Collection entries
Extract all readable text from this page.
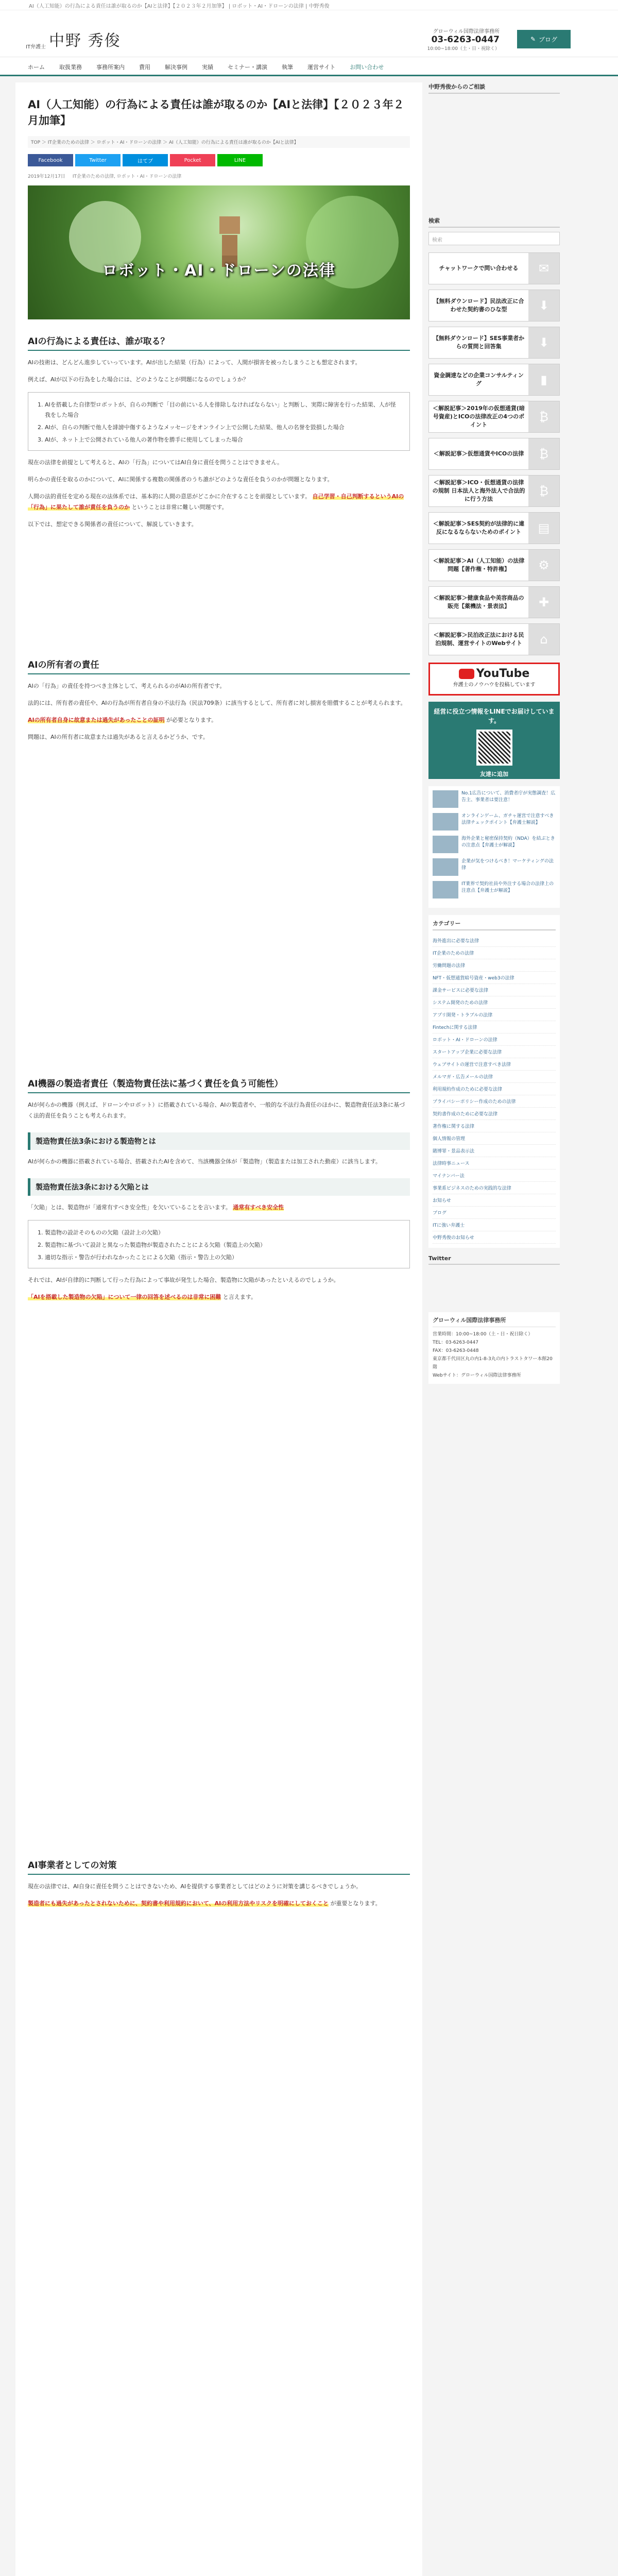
AI（人工知能）の行為による責任は誰が取るのか【AIと法律】【２０２３年２月加筆】 | ロボット・AI・ドローンの法律 | 中野秀俊
IT弁護士 中野 秀俊
グローウィル国際法律事務所
03-6263-0447
10:00~18:00（土・日・祝除く）
✎ ブログ
ホーム	取扱業務	事務所案内	費用	解決事例	実績	セミナー・講演	執筆	運営サイト	お問い合わせ
AI（人工知能）の行為による責任は誰が取るのか【AIと法律】【２０２３年２月加筆】
TOP ＞ IT企業のための法律 ＞ ロボット・AI・ドローンの法律 ＞ AI（人工知能）の行為による責任は誰が取るのか【AIと法律】
Facebook	Twitter	はてブ	Pocket	LINE
2019年12月17日 IT企業のための法律, ロボット・AI・ドローンの法律
ロボット・AI・ドローンの法律
AIの行為による責任は、誰が取る？

AIの技術は、どんどん進歩していっています。AIが出した結果（行為）によって、人間が損害を被ったしまうことも想定されます。

例えば、AIが以下の行為をした場合には、どのようなことが問題になるのでしょうか？

1. AIを搭載した自律型ロボットが、自らの判断で「目の前にいる人を排除しなければならない」と判断し、実際に障害を行った結果、人が怪我をした場合
2. AIが、自らの判断で他人を誹謗中傷するようなメッセージをオンライン上で公開した結果、他人の名誉を毀損した場合
3. AIが、ネット上で公開されている他人の著作物を勝手に使用してしまった場合

現在の法律を前提として考えると、AIの「行為」についてはAI自身に責任を問うことはできません。

明らかの責任を取るのかについて、AIに関係する複数の関係者のうち誰がどのような責任を負うのかが問題となります。

人間の法的責任を定める現在の法体系では、基本的に人間の意思がどこかに介在することを前提としています。 自己学習・自己判断するというAIの「行為」に果たして誰が責任を負うのか ということは非常に難しい問題です。

以下では、想定できる関係者の責任について、解説していきます。

AIの所有者の責任

AIの「行為」の責任を持つべき主体として、考えられるのがAIの所有者です。

法的には、所有者の責任や、AIの行為が所有者自身の不法行為（民法709条）に該当するとして、所有者に対し損害を賠償することが考えられます。

AIの所有者自身に故意または過失があったことの証明 が必要となります。

問題は、AIの所有者に故意または過失があると言えるかどうか、です。

AI機器の製造者責任（製造物責任法に基づく責任を負う可能性）

AIが何らかの機器（例えば、ドローンやロボット）に搭載されている場合、AIの製造者や、一般的な不法行為責任のほかに、製造物責任法3条に基づく法的責任を負うことも考えられます。

製造物責任法3条における製造物とは

AIが何らかの機器に搭載されている場合、搭載されたAIを含めて、当該機器全体が「製造物」（製造または加工された動産）に該当します。

製造物責任法3条における欠陥とは

「欠陥」とは、製造物が「通常有すべき安全性」を欠いていることを言います。 通常有すべき安全性

1. 製造物の設計そのものの欠陥（設計上の欠陥）
2. 製造物に基づいて設計と異なった製造物が製造されたことによる欠陥（製造上の欠陥）
3. 適切な指示・警告が行われなかったことによる欠陥（指示・警告上の欠陥）

それでは、AIが自律的に判断して行った行為によって事故が発生した場合、製造物に欠陥があったといえるのでしょうか。

「AIを搭載した製造物の欠陥」について一律の回答を述べるのは非常に困難 と言えます。

AI事業者としての対策

現在の法律では、AI自身に責任を問うことはできないため、AIを提供する事業者としてはどのように対策を講じるべきでしょうか。

製造者にも過失があったとされないために、契約書や利用規約において、AIの利用方法やリスクを明確にしておくこと が重要となります。

中野秀俊からのご相談
検索
検索
チャットワークで問い合わせる	✉
【無料ダウンロード】民法改正に合わせた契約書のひな型	⬇
【無料ダウンロード】SES事業者からの質問と回答集	⬇
資金調達などの企業コンサルティング	▮
＜解説記事＞2019年の仮想通貨(暗号資産)とICOの法律改正の4つのポイント
₿
＜解説記事＞仮想通貨やICOの法律	₿
＜解説記事＞ICO・仮想通貨の法律の規制 日本法人と海外法人で合法的に行う方法
₿
＜解説記事＞SES契約が法律的に違反になるならないためのポイント	▤
＜解説記事＞AI（人工知能）の法律問題【著作権・特許権】	⚙
＜解説記事＞健康食品や美容商品の販売【薬機法・景表法】	✚
＜解説記事＞民泊改正法における民泊規制、運営サイトのWebサイト	⌂
YouTube
弁護士のノウハウを投稿しています
経営に役立つ情報をLINEでお届けしています。
友達に追加
No.1広告について、消費者庁が実態調査！広告主、事業者は要注意！
オンラインゲーム、ガチャ運営で注意すべき法律チェックポイント【弁護士解説】
海外企業と秘密保持契約（NDA）を結ぶときの注意点【弁護士が解説】
企業が気をつけるべき！マーケティングの法律
IT業界で契約社員や外注する場合の法律上の注意点【弁護士が解説】
カテゴリー
海外進出に必要な法律
IT企業のための法律
労働問題の法律
NFT・仮想通貨暗号資産・web3の法律
課金サービスに必要な法律
システム開発のための法律
アプリ開発・トラブルの法律
Fintechに関する法律
ロボット・AI・ドローンの法律
スタートアップ企業に必要な法律
ウェブサイトの運営で注意すべき法律
メルマガ・広告メールの法律
利用規約作成のために必要な法律
プライバシーポリシー作成のための法律
契約書作成のために必要な法律
著作権に関する法律
個人情報の管理
賭博罪・景品表示法
法律時事ニュース
マイナンバー法
事業系ビジネスのための実践的な法律
お知らせ
ブログ
ITに強い弁護士
中野秀俊のお知らせ
Twitter
グローウィル国際法律事務所
営業時間：10:00~18:00（土・日・祝日除く）
TEL：03-6263-0447
FAX：03-6263-0448
東京都千代田区丸の内1-8-3丸の内トラストタワー本館20階
Webサイト：グローウィル国際法律事務所
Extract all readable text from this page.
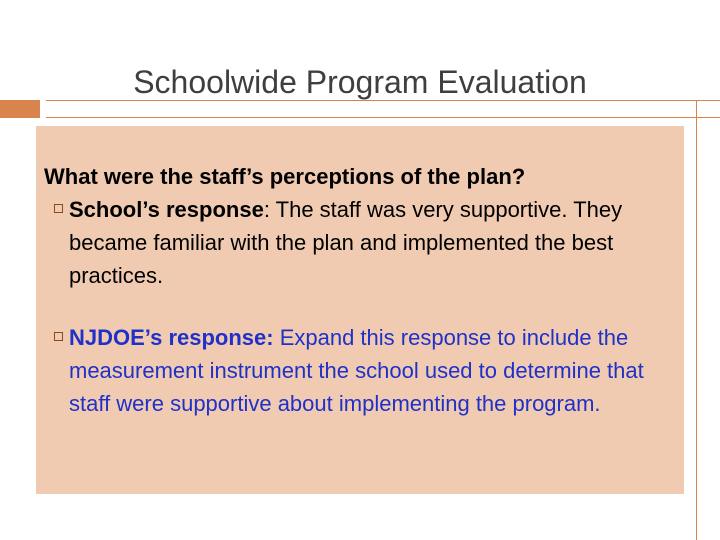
Schoolwide Program Evaluation

What were the staff’s perceptions of the plan?

School’s response: The staff was very supportive. They became familiar with the plan and implemented the best practices.

NJDOE’s response: Expand this response to include the measurement instrument the school used to determine that staff were supportive about implementing the program.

(EXERCISE OBJECTIVE): Give an exact copy of the material, leaving out every picture.

(CORRECT OUTPUT):
Extract all readable text from this page.
AI（人工知能）の行為による責任は誰が取るのか【AIと法律】【２０２３年２月加筆】 | ロボット・AI・ドローンの法律 | 中野秀俊
IT弁護士 中野 秀俊
グローウィル国際法律事務所
03-6263-0447
10:00~18:00（土・日・祝除く）
✎ ブログ
ホーム	取扱業務	事務所案内	費用	解決事例	実績	セミナー・講演	執筆	運営サイト	お問い合わせ
AI（人工知能）の行為による責任は誰が取るのか【AIと法律】【２０２３年２月加筆】
TOP ＞ IT企業のための法律 ＞ ロボット・AI・ドローンの法律 ＞ AI（人工知能）の行為による責任は誰が取るのか【AIと法律】
Facebook	Twitter	はてブ	Pocket	LINE
2019年12月17日 IT企業のための法律, ロボット・AI・ドローンの法律
ロボット・AI・ドローンの法律
AIの行為による責任は、誰が取る？

AIの技術は、どんどん進歩していっています。AIが出した結果（行為）によって、人間が損害を被ったしまうことも想定されます。

例えば、AIが以下の行為をした場合には、どのようなことが問題になるのでしょうか？

1. AIを搭載した自律型ロボットが、自らの判断で「目の前にいる人を排除しなければならない」と判断し、実際に障害を行った結果、人が怪我をした場合
2. AIが、自らの判断で他人を誹謗中傷するようなメッセージをオンライン上で公開した結果、他人の名誉を毀損した場合
3. AIが、ネット上で公開されている他人の著作物を勝手に使用してしまった場合

現在の法律を前提として考えると、AIの「行為」についてはAI自身に責任を問うことはできません。

明らかの責任を取るのかについて、AIに関係する複数の関係者のうち誰がどのような責任を負うのかが問題となります。

人間の法的責任を定める現在の法体系では、基本的に人間の意思がどこかに介在することを前提としています。 自己学習・自己判断するというAIの「行為」に果たして誰が責任を負うのか ということは非常に難しい問題です。

以下では、想定できる関係者の責任について、解説していきます。

AIの所有者の責任

AIの「行為」の責任を持つべき主体として、考えられるのがAIの所有者です。

法的には、所有者の責任や、AIの行為が所有者自身の不法行為（民法709条）に該当するとして、所有者に対し損害を賠償することが考えられます。

AIの所有者自身に故意または過失があったことの証明 が必要となります。

問題は、AIの所有者に故意または過失があると言えるかどうか、です。

AI機器の製造者責任（製造物責任法に基づく責任を負う可能性）

AIが何らかの機器（例えば、ドローンやロボット）に搭載されている場合、AIの製造者や、一般的な不法行為責任のほかに、製造物責任法3条に基づく法的責任を負うことも考えられます。

製造物責任法3条における製造物とは

AIが何らかの機器に搭載されている場合、搭載されたAIを含めて、当該機器全体が「製造物」（製造または加工された動産）に該当します。

製造物責任法3条における欠陥とは

「欠陥」とは、製造物が「通常有すべき安全性」を欠いていることを言います。 通常有すべき安全性

1. 製造物の設計そのものの欠陥（設計上の欠陥）
2. 製造物に基づいて設計と異なった製造物が製造されたことによる欠陥（製造上の欠陥）
3. 適切な指示・警告が行われなかったことによる欠陥（指示・警告上の欠陥）

それでは、AIが自律的に判断して行った行為によって事故が発生した場合、製造物に欠陥があったといえるのでしょうか。

「AIを搭載した製造物の欠陥」について一律の回答を述べるのは非常に困難 と言えます。

AI事業者としての対策

現在の法律では、AI自身に責任を問うことはできないため、AIを提供する事業者としてはどのように対策を講じるべきでしょうか。

製造者にも過失があったとされないために、契約書や利用規約において、AIの利用方法やリスクを明確にしておくこと が重要となります。

中野秀俊からのご相談
検索
検索
チャットワークで問い合わせる	✉
【無料ダウンロード】民法改正に合わせた契約書のひな型	⬇
【無料ダウンロード】SES事業者からの質問と回答集	⬇
資金調達などの企業コンサルティング	▮
＜解説記事＞2019年の仮想通貨(暗号資産)とICOの法律改正の4つのポイント
₿
＜解説記事＞仮想通貨やICOの法律	₿
＜解説記事＞ICO・仮想通貨の法律の規制 日本法人と海外法人で合法的に行う方法
₿
＜解説記事＞SES契約が法律的に違反になるならないためのポイント	▤
＜解説記事＞AI（人工知能）の法律問題【著作権・特許権】	⚙
＜解説記事＞健康食品や美容商品の販売【薬機法・景表法】	✚
＜解説記事＞民泊改正法における民泊規制、運営サイトのWebサイト	⌂
YouTube
弁護士のノウハウを投稿しています
経営に役立つ情報をLINEでお届けしています。
友達に追加
No.1広告について、消費者庁が実態調査！広告主、事業者は要注意！
オンラインゲーム、ガチャ運営で注意すべき法律チェックポイント【弁護士解説】
海外企業と秘密保持契約（NDA）を結ぶときの注意点【弁護士が解説】
企業が気をつけるべき！マーケティングの法律
IT業界で契約社員や外注する場合の法律上の注意点【弁護士が解説】
カテゴリー
海外進出に必要な法律
IT企業のための法律
労働問題の法律
NFT・仮想通貨暗号資産・web3の法律
課金サービスに必要な法律
システム開発のための法律
アプリ開発・トラブルの法律
Fintechに関する法律
ロボット・AI・ドローンの法律
スタートアップ企業に必要な法律
ウェブサイトの運営で注意すべき法律
メルマガ・広告メールの法律
利用規約作成のために必要な法律
プライバシーポリシー作成のための法律
契約書作成のために必要な法律
著作権に関する法律
個人情報の管理
賭博罪・景品表示法
法律時事ニュース
マイナンバー法
事業系ビジネスのための実践的な法律
お知らせ
ブログ
ITに強い弁護士
中野秀俊のお知らせ
Twitter
グローウィル国際法律事務所
営業時間：10:00~18:00（土・日・祝日除く）
TEL：03-6263-0447
FAX：03-6263-0448
東京都千代田区丸の内1-8-3丸の内トラストタワー本館20階
Webサイト：グローウィル国際法律事務所
Extract all readable text from this page.
Schoolwide Program Evaluation

What were the staff’s perceptions of the plan?

School’s response: The staff was very supportive. They became familiar with the plan and implemented the best practices.

NJDOE’s response: Expand this response to include the measurement instrument the school used to determine that staff were supportive about implementing the program.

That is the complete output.